— begin —
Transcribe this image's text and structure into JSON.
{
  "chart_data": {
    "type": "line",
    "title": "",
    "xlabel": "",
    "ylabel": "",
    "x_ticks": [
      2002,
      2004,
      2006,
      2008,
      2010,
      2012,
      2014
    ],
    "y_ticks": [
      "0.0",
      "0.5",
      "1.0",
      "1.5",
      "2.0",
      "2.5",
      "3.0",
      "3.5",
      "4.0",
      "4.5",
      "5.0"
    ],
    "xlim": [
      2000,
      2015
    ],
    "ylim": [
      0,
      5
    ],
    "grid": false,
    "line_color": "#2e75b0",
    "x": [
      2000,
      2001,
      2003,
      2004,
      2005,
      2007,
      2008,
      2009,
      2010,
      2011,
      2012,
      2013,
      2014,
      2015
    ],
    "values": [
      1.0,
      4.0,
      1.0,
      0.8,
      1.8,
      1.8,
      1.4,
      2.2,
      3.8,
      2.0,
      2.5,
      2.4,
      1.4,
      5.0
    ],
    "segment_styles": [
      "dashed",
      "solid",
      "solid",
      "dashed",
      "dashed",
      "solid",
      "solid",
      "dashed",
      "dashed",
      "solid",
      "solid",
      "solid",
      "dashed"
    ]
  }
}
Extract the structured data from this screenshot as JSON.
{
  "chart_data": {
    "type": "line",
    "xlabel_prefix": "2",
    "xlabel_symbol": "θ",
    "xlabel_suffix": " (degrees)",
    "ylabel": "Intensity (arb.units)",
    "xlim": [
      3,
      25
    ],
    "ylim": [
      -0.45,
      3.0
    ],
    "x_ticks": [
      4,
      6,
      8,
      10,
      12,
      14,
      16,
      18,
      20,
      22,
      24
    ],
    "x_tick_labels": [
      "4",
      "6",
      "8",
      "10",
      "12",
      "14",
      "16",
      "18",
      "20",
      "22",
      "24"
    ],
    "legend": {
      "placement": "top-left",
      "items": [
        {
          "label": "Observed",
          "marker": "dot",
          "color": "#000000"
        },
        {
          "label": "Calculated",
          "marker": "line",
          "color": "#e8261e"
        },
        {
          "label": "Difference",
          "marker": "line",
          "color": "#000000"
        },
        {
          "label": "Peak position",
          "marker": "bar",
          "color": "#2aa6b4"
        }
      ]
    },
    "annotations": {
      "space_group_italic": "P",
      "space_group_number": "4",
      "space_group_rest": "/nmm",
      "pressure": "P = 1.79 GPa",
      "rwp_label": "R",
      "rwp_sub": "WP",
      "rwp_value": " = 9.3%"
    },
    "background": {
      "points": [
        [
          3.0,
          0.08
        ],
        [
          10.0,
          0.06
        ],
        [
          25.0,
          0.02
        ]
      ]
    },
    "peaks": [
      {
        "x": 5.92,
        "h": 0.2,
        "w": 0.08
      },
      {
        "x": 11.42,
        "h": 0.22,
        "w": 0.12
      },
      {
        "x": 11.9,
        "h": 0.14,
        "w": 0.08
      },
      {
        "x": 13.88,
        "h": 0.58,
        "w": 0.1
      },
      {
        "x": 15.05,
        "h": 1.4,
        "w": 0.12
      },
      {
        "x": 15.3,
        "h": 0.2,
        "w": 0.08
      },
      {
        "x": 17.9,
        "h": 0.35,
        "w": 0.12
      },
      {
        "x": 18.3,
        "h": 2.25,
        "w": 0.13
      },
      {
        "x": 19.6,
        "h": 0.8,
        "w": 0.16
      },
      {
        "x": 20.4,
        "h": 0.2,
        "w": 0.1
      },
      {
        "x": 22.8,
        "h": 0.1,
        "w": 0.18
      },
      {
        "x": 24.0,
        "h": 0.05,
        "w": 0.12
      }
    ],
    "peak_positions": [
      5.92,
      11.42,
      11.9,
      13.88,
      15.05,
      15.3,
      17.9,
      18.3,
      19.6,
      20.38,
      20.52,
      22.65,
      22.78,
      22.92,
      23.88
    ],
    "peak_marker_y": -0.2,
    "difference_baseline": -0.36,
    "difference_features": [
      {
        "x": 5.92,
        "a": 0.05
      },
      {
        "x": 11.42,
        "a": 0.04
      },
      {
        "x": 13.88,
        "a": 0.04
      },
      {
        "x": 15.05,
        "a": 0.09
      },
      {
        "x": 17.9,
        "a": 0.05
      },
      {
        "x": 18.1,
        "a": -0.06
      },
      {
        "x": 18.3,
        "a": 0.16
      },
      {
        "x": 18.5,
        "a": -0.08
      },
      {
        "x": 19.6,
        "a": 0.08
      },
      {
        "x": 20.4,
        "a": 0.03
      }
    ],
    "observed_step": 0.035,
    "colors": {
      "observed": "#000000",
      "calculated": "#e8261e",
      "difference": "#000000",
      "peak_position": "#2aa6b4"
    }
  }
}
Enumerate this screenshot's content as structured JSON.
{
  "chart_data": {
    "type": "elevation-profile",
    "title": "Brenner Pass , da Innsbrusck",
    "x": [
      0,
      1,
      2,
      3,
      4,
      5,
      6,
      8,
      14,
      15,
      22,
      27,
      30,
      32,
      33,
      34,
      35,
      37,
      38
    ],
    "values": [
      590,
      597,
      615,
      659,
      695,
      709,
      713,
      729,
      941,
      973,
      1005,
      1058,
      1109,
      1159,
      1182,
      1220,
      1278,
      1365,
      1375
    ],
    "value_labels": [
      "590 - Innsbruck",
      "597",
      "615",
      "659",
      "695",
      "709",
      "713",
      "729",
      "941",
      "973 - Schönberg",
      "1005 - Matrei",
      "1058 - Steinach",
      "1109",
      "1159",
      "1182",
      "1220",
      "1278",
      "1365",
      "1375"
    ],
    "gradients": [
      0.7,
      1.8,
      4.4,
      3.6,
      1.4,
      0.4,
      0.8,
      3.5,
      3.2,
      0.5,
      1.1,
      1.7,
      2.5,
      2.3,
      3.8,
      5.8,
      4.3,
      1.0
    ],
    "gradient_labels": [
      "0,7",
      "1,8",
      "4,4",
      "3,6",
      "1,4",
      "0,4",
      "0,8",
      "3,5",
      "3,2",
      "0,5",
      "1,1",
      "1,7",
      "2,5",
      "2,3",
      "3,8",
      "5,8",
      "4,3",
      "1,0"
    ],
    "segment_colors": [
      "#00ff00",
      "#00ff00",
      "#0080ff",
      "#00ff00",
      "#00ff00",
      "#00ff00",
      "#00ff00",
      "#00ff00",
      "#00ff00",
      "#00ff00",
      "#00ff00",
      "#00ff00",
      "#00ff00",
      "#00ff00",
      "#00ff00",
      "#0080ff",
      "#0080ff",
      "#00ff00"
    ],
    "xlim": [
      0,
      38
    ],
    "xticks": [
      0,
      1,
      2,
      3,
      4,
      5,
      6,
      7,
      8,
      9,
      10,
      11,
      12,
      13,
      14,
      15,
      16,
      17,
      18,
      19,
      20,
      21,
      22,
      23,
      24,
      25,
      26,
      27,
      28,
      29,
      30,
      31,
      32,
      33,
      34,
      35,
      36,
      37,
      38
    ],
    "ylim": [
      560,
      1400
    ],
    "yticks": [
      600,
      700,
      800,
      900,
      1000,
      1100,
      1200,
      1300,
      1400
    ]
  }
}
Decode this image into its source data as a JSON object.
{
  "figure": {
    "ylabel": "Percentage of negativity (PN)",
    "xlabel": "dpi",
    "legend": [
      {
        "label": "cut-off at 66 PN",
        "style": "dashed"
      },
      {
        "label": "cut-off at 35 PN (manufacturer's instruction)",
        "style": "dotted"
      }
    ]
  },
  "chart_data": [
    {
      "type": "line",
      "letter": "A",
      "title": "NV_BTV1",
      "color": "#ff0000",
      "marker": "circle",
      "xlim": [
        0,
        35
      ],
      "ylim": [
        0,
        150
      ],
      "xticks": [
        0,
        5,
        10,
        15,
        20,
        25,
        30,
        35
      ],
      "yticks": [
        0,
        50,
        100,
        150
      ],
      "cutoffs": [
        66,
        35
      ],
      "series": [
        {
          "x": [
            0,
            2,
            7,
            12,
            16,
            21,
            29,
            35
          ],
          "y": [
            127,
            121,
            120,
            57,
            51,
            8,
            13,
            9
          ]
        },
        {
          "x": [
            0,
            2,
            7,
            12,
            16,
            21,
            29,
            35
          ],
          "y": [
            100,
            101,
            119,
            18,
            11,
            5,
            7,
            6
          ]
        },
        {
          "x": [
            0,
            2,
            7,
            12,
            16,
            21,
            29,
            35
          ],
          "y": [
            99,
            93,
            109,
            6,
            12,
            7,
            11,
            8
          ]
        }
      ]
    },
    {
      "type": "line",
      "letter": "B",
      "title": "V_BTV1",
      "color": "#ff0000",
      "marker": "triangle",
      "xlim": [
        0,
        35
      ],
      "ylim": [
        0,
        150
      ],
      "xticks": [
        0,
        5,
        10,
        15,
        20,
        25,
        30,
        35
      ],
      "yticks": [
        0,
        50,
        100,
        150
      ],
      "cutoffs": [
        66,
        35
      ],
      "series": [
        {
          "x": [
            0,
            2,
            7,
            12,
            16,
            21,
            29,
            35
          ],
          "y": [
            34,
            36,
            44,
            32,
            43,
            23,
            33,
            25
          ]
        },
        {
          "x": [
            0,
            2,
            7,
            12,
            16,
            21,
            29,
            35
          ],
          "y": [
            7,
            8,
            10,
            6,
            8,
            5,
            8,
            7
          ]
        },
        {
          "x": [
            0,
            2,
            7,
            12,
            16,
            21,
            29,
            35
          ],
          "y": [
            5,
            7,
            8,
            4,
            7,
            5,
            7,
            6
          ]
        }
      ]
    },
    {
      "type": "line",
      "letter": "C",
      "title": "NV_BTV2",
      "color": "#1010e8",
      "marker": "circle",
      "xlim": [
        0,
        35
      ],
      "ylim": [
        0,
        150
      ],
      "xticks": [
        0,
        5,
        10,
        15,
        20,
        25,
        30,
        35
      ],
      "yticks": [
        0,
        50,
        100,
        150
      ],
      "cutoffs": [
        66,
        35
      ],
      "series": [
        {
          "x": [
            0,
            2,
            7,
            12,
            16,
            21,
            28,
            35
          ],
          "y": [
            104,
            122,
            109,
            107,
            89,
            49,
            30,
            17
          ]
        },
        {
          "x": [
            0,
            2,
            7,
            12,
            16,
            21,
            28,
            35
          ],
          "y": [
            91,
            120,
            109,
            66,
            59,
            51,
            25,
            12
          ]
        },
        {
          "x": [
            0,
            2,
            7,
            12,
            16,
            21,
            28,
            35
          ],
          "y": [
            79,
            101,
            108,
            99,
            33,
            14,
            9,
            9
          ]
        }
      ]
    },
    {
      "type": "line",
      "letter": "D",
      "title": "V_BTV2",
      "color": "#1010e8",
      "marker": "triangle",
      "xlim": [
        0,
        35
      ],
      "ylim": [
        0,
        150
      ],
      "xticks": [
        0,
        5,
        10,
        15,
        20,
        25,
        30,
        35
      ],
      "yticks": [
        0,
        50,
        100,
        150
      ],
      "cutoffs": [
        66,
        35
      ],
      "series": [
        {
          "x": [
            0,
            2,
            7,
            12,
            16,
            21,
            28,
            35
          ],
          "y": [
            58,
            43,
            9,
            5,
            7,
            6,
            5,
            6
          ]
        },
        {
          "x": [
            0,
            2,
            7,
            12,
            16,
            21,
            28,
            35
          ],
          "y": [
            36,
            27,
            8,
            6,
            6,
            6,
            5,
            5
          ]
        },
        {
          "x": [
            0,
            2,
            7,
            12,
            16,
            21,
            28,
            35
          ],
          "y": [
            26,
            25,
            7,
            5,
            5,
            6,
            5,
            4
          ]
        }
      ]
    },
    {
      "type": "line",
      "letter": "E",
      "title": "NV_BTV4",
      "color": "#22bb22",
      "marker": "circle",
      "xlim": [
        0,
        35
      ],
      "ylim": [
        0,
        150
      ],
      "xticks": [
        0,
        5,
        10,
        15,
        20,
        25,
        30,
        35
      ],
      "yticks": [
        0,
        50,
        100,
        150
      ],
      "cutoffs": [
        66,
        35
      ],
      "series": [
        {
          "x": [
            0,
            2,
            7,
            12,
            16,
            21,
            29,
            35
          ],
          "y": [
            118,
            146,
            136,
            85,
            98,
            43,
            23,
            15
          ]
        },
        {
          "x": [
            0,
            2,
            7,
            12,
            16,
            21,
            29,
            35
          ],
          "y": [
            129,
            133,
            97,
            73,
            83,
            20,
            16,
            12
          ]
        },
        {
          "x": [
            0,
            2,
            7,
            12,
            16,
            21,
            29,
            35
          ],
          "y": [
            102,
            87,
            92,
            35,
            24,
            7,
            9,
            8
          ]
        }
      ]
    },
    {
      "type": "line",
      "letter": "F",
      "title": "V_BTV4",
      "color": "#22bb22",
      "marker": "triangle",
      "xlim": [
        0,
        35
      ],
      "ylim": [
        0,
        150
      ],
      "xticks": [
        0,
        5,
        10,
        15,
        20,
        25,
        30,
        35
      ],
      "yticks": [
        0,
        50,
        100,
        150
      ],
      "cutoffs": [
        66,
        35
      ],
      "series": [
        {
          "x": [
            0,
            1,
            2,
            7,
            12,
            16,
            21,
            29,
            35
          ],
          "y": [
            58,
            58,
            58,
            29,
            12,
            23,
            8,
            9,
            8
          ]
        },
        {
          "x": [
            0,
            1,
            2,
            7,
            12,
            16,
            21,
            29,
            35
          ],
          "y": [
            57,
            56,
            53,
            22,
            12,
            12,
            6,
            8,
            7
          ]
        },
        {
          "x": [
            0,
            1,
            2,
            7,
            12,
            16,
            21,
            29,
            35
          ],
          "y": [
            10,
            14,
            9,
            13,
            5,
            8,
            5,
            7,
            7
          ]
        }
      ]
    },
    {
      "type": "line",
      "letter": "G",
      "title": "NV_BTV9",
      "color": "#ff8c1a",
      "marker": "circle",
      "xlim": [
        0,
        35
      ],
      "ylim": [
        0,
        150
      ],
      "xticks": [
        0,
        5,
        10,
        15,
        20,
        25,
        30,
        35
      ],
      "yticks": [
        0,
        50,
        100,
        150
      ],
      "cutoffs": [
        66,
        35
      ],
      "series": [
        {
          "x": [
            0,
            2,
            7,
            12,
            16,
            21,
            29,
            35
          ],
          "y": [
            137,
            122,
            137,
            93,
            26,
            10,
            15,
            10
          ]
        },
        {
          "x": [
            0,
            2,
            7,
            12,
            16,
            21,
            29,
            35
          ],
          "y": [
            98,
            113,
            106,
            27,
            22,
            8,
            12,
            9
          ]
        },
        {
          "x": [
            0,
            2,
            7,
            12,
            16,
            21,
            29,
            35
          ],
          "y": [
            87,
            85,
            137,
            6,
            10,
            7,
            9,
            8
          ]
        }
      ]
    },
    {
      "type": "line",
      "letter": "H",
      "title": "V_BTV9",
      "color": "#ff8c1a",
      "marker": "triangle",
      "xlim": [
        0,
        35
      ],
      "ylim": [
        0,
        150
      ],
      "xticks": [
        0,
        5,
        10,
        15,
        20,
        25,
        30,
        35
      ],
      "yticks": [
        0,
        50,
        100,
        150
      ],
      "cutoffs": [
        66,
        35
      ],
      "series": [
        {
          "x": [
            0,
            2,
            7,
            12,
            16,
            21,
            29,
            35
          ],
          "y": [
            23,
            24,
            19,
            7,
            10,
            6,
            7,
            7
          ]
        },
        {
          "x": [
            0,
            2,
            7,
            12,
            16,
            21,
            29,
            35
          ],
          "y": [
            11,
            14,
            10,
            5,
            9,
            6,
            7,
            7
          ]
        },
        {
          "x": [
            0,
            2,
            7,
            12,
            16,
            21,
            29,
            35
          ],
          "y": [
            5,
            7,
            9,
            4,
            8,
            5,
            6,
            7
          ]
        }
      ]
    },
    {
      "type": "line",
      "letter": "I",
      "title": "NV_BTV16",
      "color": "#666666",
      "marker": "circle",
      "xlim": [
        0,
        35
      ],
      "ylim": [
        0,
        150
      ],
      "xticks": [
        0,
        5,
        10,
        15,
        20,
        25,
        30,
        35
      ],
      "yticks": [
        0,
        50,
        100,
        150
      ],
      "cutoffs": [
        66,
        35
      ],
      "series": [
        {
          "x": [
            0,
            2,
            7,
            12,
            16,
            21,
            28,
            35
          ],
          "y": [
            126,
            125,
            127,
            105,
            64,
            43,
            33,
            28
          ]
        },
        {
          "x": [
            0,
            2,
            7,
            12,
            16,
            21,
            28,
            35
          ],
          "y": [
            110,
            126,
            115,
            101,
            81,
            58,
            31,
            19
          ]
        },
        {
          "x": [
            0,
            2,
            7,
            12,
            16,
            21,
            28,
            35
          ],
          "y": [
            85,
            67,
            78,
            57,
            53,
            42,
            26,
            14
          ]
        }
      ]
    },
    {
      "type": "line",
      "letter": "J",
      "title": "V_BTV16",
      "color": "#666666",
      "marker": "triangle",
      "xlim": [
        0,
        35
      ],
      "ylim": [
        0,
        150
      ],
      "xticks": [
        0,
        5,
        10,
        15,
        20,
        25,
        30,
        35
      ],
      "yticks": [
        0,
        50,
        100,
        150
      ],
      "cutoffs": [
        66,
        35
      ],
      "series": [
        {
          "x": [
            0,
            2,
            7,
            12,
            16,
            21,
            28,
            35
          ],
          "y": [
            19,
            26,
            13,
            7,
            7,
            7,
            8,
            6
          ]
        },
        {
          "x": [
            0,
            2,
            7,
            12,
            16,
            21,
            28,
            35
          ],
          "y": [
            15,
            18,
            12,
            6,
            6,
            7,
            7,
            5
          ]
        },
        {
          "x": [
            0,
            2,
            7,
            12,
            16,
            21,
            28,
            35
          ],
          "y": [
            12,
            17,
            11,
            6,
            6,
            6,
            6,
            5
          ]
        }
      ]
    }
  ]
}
— end —
[What is expected]: Select the lines from the entries that include the word "image".

[Task answer]:
Transcribe this image's text and structure into JSON.
Decode this image into its source data as a JSON object.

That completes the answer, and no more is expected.